Saved data entries

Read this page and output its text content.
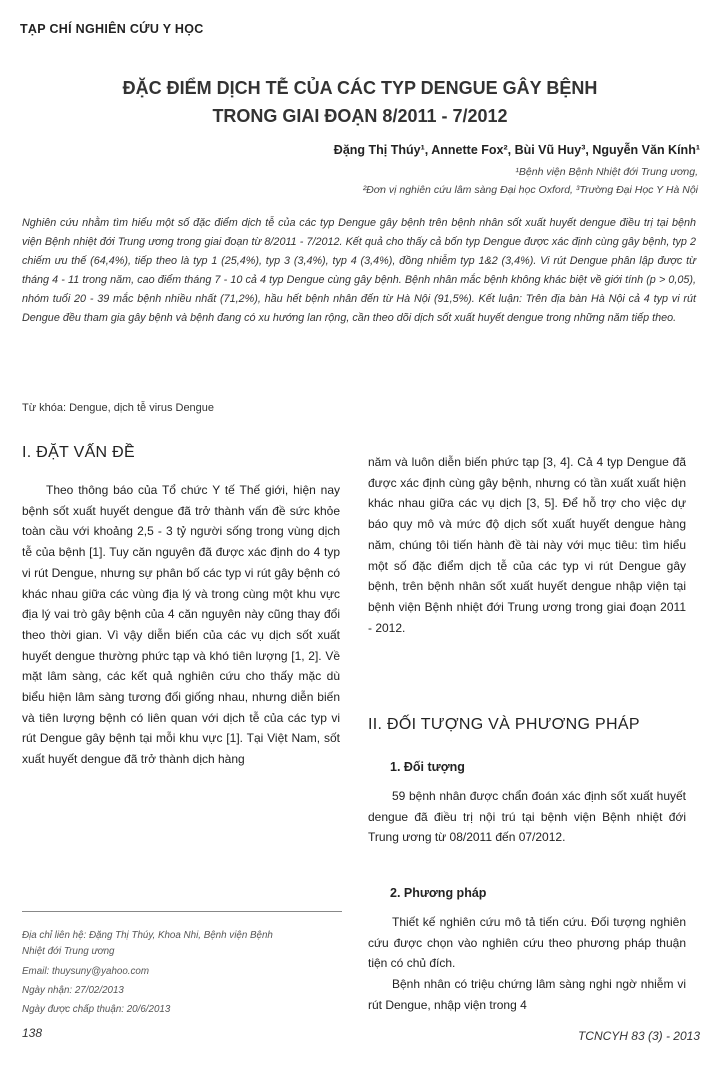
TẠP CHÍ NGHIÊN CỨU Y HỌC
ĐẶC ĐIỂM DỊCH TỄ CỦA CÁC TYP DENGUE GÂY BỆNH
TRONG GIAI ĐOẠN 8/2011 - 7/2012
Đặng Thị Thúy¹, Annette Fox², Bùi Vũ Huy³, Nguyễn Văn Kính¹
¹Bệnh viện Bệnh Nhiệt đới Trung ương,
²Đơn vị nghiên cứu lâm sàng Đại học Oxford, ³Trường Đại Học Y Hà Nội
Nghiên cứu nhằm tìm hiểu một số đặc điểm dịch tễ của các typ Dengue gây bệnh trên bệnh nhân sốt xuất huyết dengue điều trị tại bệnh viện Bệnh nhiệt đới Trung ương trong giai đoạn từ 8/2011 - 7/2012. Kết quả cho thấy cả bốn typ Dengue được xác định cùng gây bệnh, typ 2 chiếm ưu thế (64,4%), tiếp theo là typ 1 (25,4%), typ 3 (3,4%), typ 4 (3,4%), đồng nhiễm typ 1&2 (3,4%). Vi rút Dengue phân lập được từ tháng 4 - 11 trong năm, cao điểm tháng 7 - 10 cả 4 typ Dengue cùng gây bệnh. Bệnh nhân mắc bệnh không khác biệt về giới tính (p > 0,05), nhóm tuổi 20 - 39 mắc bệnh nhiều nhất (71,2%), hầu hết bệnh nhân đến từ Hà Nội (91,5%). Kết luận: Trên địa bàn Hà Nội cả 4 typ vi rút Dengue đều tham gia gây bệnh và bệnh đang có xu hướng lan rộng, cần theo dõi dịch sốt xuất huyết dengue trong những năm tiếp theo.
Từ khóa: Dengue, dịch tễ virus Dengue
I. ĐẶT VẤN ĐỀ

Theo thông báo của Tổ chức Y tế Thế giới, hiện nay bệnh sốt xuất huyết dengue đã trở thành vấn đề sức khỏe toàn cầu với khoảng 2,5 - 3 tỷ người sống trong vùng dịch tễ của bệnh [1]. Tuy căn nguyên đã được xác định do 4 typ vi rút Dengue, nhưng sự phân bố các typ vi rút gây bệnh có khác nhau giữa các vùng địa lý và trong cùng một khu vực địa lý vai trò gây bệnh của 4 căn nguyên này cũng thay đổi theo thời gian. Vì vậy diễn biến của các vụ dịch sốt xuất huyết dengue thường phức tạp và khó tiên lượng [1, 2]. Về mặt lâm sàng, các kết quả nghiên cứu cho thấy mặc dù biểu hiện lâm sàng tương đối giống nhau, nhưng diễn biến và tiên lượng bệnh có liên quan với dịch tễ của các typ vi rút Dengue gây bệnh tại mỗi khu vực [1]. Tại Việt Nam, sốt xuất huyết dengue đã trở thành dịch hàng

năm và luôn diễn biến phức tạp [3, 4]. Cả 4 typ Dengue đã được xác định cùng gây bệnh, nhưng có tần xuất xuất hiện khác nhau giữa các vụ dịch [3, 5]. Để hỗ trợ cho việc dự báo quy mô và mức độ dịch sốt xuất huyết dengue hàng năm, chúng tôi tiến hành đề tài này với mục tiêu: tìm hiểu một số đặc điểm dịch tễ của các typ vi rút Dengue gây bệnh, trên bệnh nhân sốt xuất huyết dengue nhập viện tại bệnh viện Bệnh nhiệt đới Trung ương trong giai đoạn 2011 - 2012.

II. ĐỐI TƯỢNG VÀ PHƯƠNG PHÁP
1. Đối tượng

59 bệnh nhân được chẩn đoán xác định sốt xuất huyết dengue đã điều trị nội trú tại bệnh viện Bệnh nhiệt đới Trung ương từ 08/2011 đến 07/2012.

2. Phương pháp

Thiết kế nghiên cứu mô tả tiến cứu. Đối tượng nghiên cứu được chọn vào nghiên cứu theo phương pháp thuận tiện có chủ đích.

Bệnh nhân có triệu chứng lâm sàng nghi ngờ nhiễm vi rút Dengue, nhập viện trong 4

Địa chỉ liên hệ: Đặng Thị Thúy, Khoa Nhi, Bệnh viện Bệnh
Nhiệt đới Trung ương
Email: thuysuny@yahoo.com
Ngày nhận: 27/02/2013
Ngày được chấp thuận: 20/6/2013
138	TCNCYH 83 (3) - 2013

...

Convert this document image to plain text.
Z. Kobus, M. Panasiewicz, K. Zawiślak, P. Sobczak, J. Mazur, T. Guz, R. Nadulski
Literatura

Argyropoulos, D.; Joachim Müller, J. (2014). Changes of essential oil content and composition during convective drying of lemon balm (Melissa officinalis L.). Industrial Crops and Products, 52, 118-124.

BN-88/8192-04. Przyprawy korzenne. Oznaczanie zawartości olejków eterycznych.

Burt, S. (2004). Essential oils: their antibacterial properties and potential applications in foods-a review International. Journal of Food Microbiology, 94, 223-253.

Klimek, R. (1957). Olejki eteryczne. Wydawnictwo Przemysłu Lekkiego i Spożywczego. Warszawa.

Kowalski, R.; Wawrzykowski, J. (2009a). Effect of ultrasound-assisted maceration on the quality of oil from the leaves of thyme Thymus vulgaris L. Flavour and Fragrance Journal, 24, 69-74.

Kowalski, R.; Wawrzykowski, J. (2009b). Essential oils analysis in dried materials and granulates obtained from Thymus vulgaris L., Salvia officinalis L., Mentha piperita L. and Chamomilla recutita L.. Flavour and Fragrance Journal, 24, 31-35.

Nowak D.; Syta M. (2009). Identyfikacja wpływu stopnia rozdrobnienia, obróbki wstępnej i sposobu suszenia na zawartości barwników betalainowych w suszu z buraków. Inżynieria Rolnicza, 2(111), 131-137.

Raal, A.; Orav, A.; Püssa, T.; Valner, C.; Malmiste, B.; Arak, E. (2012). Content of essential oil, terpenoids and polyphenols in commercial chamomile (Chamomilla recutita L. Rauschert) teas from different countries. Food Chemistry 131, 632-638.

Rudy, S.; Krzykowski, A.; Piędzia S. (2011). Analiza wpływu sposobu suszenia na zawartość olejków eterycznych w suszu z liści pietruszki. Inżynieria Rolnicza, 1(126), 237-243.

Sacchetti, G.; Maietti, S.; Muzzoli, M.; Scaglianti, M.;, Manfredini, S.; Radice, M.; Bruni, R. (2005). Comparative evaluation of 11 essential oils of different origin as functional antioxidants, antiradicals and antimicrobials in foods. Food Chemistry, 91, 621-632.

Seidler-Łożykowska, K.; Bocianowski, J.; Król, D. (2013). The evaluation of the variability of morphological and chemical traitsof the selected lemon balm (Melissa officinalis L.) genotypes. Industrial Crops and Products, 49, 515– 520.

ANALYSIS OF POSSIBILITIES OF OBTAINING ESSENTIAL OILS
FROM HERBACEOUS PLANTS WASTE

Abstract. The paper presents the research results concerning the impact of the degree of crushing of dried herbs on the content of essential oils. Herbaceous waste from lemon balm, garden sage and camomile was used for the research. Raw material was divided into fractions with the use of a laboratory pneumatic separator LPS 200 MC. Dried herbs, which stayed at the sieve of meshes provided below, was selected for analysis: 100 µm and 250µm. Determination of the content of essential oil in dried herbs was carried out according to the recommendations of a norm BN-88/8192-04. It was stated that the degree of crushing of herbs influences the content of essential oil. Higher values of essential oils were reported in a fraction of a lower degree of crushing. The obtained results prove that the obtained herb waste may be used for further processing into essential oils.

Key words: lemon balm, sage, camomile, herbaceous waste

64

WHAT YOU WILL DO — Which lines hold the word "zawartości"? Return all of them from the records above.

REPLY —
BN-88/8192-04. Przyprawy korzenne. Oznaczanie zawartości olejków eterycznych.
Nowak D.; Syta M. (2009). Identyfikacja wpływu stopnia rozdrobnienia, obróbki wstępnej i sposobu suszenia na zawartości barwników betalainowych w suszu z buraków. Inżynieria Rolnicza, 2(111), 131-137.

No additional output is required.